### [SET PROBLEM]
Everything from the line containing "Type out the text in this image." to the final line of the records below should be given again exactly, and nothing else.

#### EXERCISE MATERIAL ####

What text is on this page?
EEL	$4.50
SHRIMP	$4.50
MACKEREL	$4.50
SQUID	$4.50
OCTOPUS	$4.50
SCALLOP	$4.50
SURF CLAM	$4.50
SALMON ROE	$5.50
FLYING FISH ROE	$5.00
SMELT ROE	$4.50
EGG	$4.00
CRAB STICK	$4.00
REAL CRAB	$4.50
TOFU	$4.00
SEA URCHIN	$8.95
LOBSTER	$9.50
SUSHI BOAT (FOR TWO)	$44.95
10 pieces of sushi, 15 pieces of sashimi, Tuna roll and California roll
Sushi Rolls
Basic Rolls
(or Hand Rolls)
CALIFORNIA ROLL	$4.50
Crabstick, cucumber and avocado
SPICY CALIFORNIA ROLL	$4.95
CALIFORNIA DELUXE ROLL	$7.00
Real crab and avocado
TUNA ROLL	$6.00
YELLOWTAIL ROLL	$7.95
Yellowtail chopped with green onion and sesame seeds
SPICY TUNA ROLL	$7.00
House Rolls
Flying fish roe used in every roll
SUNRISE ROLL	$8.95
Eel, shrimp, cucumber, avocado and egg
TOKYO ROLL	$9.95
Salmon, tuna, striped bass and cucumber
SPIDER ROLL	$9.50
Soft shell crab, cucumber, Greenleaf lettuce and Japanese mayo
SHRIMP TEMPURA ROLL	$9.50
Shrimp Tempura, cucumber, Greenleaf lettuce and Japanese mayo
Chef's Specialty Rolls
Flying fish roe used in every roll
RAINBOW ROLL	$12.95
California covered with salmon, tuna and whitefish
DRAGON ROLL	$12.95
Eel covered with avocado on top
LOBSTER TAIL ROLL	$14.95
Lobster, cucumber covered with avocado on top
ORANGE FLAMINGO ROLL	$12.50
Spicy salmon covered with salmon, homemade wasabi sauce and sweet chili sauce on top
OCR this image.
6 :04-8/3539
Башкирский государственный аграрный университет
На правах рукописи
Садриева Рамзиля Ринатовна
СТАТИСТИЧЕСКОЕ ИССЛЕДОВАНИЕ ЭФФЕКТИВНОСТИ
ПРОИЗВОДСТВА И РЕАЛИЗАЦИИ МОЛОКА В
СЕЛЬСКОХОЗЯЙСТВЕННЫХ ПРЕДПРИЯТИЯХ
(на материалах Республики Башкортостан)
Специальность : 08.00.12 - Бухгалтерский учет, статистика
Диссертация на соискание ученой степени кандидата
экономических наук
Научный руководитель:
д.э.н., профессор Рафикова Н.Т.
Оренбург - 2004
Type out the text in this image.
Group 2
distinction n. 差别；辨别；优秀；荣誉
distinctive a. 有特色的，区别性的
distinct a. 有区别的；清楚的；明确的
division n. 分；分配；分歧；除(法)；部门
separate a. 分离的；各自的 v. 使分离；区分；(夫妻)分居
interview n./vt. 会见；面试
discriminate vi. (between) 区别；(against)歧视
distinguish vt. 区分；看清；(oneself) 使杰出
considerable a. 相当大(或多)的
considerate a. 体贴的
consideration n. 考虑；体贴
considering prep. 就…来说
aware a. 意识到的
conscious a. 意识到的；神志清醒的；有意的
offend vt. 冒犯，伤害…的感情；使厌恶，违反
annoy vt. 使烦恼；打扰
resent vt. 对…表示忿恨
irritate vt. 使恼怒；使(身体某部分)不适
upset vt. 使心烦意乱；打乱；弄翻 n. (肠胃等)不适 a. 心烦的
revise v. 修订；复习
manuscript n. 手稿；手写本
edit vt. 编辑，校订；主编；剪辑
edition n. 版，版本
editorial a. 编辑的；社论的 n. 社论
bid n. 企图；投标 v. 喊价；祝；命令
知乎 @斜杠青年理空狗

####

### [ANSWER]
Type out the text in this image.
Group 2
distinction n. 差别；辨别；优秀；荣誉
distinctive a. 有特色的，区别性的
distinct a. 有区别的；清楚的；明确的
division n. 分；分配；分歧；除(法)；部门
separate a. 分离的；各自的 v. 使分离；区分；(夫妻)分居
interview n./vt. 会见；面试
discriminate vi. (between) 区别；(against)歧视
distinguish vt. 区分；看清；(oneself) 使杰出
considerable a. 相当大(或多)的
considerate a. 体贴的
consideration n. 考虑；体贴
considering prep. 就…来说
aware a. 意识到的
conscious a. 意识到的；神志清醒的；有意的
offend vt. 冒犯，伤害…的感情；使厌恶，违反
annoy vt. 使烦恼；打扰
resent vt. 对…表示忿恨
irritate vt. 使恼怒；使(身体某部分)不适
upset vt. 使心烦意乱；打乱；弄翻 n. (肠胃等)不适 a. 心烦的
revise v. 修订；复习
manuscript n. 手稿；手写本
edit vt. 编辑，校订；主编；剪辑
edition n. 版，版本
editorial a. 编辑的；社论的 n. 社论
bid n. 企图；投标 v. 喊价；祝；命令
知乎 @斜杠青年理空狗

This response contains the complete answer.